### Short problem
Below is a listing to transcribe in full and exactly; keep the pictures out.

### Entries supplied
+++

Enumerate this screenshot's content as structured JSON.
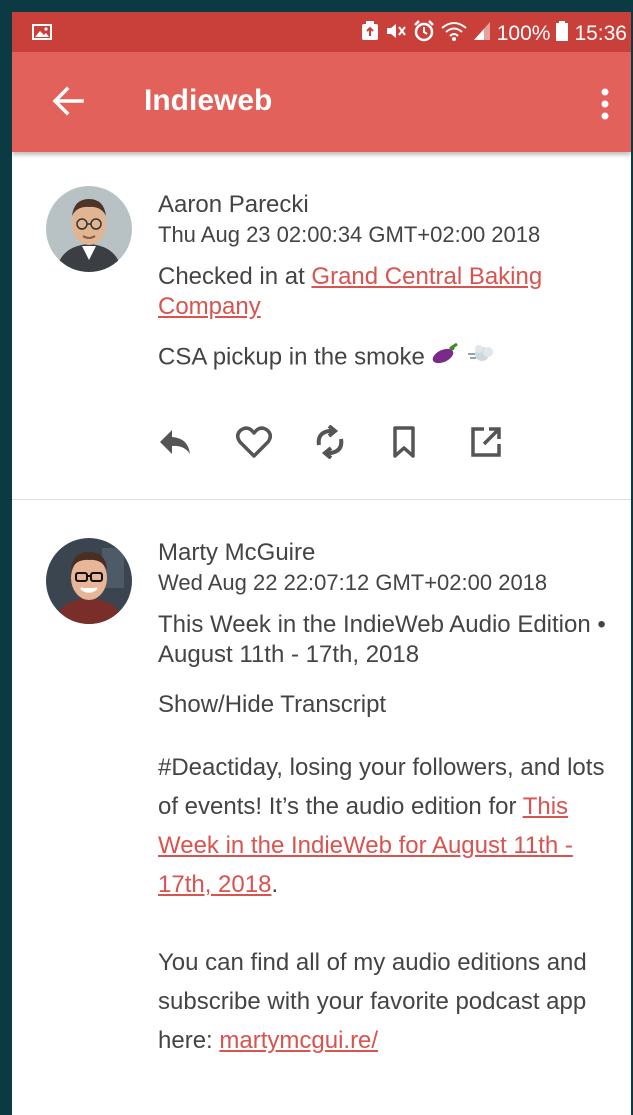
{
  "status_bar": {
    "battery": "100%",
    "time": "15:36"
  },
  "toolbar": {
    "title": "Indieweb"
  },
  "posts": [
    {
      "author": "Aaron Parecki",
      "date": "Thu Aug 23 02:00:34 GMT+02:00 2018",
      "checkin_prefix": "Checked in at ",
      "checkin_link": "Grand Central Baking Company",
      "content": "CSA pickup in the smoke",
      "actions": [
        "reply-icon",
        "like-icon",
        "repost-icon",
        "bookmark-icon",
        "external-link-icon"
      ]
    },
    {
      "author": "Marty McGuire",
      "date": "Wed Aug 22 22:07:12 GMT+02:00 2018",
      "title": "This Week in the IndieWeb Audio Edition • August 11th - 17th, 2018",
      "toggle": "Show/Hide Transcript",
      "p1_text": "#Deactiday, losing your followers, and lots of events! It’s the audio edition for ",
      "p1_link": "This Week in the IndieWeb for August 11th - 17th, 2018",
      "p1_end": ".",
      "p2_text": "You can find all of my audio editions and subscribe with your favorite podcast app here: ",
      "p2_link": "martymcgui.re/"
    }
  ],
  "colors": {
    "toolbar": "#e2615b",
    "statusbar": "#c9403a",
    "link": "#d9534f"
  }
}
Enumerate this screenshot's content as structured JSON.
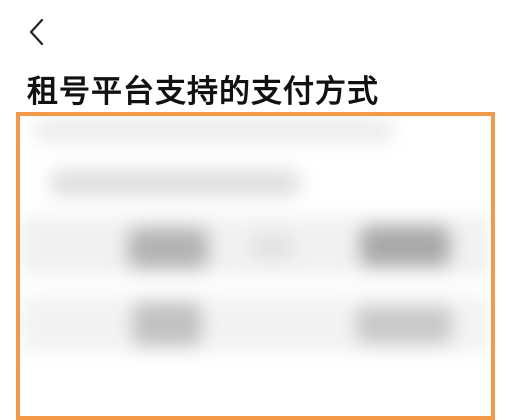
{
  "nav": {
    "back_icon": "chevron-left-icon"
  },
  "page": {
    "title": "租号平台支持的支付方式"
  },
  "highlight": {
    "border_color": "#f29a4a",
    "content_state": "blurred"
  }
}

+++

### Solution
Enumerate this screenshot's content as structured JSON.
{
  "status_bar": {
    "battery": "100%",
    "time": "15:36"
  },
  "toolbar": {
    "title": "Indieweb"
  },
  "posts": [
    {
      "author": "Aaron Parecki",
      "date": "Thu Aug 23 02:00:34 GMT+02:00 2018",
      "checkin_prefix": "Checked in at ",
      "checkin_link": "Grand Central Baking Company",
      "content": "CSA pickup in the smoke",
      "actions": [
        "reply-icon",
        "like-icon",
        "repost-icon",
        "bookmark-icon",
        "external-link-icon"
      ]
    },
    {
      "author": "Marty McGuire",
      "date": "Wed Aug 22 22:07:12 GMT+02:00 2018",
      "title": "This Week in the IndieWeb Audio Edition • August 11th - 17th, 2018",
      "toggle": "Show/Hide Transcript",
      "p1_text": "#Deactiday, losing your followers, and lots of events! It’s the audio edition for ",
      "p1_link": "This Week in the IndieWeb for August 11th - 17th, 2018",
      "p1_end": ".",
      "p2_text": "You can find all of my audio editions and subscribe with your favorite podcast app here: ",
      "p2_link": "martymcgui.re/"
    }
  ],
  "colors": {
    "toolbar": "#e2615b",
    "statusbar": "#c9403a",
    "link": "#d9534f"
  }
}
Enumerate this screenshot's content as structured JSON.
{
  "nav": {
    "back_icon": "chevron-left-icon"
  },
  "page": {
    "title": "租号平台支持的支付方式"
  },
  "highlight": {
    "border_color": "#f29a4a",
    "content_state": "blurred"
  }
}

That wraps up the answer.